REQUIREMENT A:
According to the article on convenient banking and fraud, what did the accounting firm find during a routine reconciliation of the client's payroll account?
[start TEXT SECTION]
How Convenient Banking Can Lead to Fraud

by Dana Fortini, Supervisor
Gray, Gray & Gray, LLP

Banks are bending over backward to make life easier for their customers. Extended hours, branches open on weekends, and a host of online banking services all help to save customers time. Among the most innovative and convenient of these new services is the ability to deposit checks by submitting a scanned image or digital photo of the check via a smartphone or tablet device. What could be easier?

Stealing from your employer, that’s what…
Unscrupulous employees have been caught “double dipping” by depositing a paycheck electronically, then scanning the check again and depositing it into a separate account. Since you no longer have to present the actual check, it is not physically stamped as “deposited,” and there is nothing preventing the holder of a check from repeatedly submitting it for deposit in multiple accounts.

This illicit activity came to light recently with a client of our accounting firm. During a routine reconciliation of the client’s payroll account, we discovered that one check had cleared twice. Further investigation revealed that an employee had deposited the paycheck at two different banks, using each bank’s online deposit service.

We reported this fraud, and, after some negotiation, the bank used for the payroll account has agreed to refund the money. The employee was terminated and criminal action is being considered.
[end TEXT SECTION]
[start TASK DATA]
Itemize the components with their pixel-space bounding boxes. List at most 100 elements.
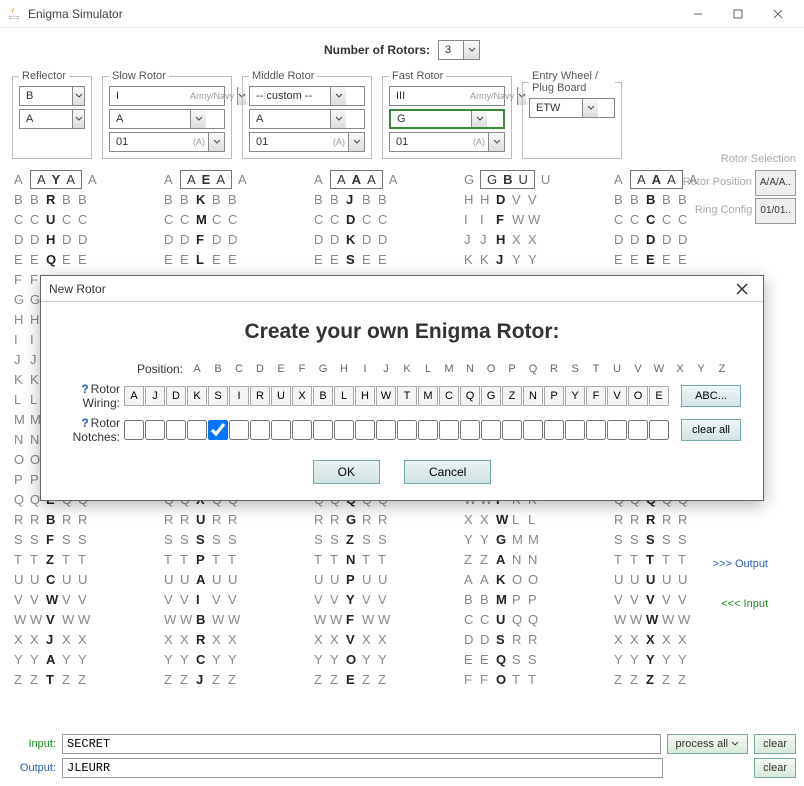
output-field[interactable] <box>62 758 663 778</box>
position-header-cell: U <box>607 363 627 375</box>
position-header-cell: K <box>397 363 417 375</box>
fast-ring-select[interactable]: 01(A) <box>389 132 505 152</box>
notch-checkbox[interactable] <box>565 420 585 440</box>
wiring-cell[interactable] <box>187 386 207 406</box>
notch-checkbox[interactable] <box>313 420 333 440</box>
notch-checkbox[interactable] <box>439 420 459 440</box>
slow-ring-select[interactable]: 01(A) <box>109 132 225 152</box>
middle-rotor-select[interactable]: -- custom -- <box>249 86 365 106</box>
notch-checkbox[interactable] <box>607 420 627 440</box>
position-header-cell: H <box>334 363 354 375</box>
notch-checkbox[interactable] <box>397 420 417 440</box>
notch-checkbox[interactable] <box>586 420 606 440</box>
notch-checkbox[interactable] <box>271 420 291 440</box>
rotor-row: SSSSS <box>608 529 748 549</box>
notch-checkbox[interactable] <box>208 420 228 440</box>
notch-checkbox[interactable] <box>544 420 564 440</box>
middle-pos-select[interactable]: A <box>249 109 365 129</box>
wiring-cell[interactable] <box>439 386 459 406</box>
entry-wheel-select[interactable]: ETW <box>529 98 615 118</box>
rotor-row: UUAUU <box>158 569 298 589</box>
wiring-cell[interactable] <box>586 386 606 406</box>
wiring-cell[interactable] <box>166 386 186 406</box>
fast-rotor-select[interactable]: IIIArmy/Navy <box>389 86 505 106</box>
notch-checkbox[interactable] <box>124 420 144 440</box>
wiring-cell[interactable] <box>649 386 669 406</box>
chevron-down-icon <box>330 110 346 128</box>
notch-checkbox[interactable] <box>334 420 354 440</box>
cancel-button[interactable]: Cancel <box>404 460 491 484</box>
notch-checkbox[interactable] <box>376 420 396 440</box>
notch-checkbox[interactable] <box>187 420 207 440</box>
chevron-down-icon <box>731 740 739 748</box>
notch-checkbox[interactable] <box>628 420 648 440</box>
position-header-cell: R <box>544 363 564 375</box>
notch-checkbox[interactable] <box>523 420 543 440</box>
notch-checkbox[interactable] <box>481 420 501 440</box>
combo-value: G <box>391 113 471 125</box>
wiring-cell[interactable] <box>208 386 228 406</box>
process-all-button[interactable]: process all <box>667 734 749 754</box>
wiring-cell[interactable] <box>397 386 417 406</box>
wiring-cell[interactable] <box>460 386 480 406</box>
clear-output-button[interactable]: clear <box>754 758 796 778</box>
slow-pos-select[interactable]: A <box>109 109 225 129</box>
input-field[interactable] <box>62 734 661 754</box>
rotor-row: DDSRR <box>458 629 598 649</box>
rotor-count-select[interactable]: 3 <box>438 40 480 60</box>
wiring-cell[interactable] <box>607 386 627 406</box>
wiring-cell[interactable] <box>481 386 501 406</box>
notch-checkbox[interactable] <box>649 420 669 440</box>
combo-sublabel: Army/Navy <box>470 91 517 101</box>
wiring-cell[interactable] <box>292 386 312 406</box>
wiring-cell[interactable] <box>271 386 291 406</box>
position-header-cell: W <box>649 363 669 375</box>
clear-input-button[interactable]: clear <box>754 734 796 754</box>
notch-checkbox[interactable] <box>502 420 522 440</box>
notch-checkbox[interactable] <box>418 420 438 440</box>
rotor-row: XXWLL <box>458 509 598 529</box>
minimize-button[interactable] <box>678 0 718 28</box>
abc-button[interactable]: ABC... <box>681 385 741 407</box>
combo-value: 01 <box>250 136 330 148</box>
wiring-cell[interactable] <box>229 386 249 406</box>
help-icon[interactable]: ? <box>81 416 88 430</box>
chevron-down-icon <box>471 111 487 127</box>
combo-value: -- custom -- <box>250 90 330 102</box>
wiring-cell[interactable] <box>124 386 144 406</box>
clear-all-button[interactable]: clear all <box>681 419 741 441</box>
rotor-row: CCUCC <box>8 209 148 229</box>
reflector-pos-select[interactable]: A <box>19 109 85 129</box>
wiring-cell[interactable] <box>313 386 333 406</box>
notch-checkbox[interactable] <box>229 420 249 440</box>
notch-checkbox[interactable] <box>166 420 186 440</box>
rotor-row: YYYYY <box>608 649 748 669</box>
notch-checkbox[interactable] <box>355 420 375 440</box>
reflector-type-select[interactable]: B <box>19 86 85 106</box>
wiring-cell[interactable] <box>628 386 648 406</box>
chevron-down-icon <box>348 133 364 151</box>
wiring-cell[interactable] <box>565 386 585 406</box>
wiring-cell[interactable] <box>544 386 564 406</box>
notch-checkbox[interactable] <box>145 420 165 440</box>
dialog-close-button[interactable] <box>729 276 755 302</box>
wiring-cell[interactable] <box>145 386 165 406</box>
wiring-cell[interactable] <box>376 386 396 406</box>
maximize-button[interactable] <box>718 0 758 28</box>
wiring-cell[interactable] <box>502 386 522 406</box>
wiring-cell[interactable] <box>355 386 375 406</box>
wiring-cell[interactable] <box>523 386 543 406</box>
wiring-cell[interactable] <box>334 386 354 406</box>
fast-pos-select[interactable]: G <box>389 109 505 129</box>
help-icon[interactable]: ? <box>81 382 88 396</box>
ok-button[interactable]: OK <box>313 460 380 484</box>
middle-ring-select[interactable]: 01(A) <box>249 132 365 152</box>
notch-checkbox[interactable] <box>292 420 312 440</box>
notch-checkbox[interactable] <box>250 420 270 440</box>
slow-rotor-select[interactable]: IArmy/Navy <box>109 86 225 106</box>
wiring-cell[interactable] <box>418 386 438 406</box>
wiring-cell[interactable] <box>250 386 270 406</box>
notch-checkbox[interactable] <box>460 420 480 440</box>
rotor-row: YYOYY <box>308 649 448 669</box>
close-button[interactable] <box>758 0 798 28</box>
[end TASK DATA]
REQUIREMENT B:
From the stored records, repeat the rows from the line with "output-field[interactable] <box>62 758" up to and including the line with "wiring-cell[interactable] <box>439 386".

WORKED ANSWER A:
One check had cleared twice.

WORKED ANSWER B:
output-field[interactable] <box>62 758 663 778</box>
position-header-cell: U <box>607 363 627 375</box>
position-header-cell: K <box>397 363 417 375</box>
fast-ring-select[interactable]: 01(A) <box>389 132 505 152</box>
notch-checkbox[interactable] <box>565 420 585 440</box>
wiring-cell[interactable] <box>187 386 207 406</box>
notch-checkbox[interactable] <box>313 420 333 440</box>
notch-checkbox[interactable] <box>439 420 459 440</box>
slow-ring-select[interactable]: 01(A) <box>109 132 225 152</box>
middle-rotor-select[interactable]: -- custom -- <box>249 86 365 106</box>
notch-checkbox[interactable] <box>607 420 627 440</box>
position-header-cell: H <box>334 363 354 375</box>
notch-checkbox[interactable] <box>397 420 417 440</box>
notch-checkbox[interactable] <box>586 420 606 440</box>
notch-checkbox[interactable] <box>271 420 291 440</box>
rotor-row: SSSSS <box>608 529 748 549</box>
notch-checkbox[interactable] <box>208 420 228 440</box>
notch-checkbox[interactable] <box>544 420 564 440</box>
middle-pos-select[interactable]: A <box>249 109 365 129</box>
wiring-cell[interactable] <box>439 386 459 406</box>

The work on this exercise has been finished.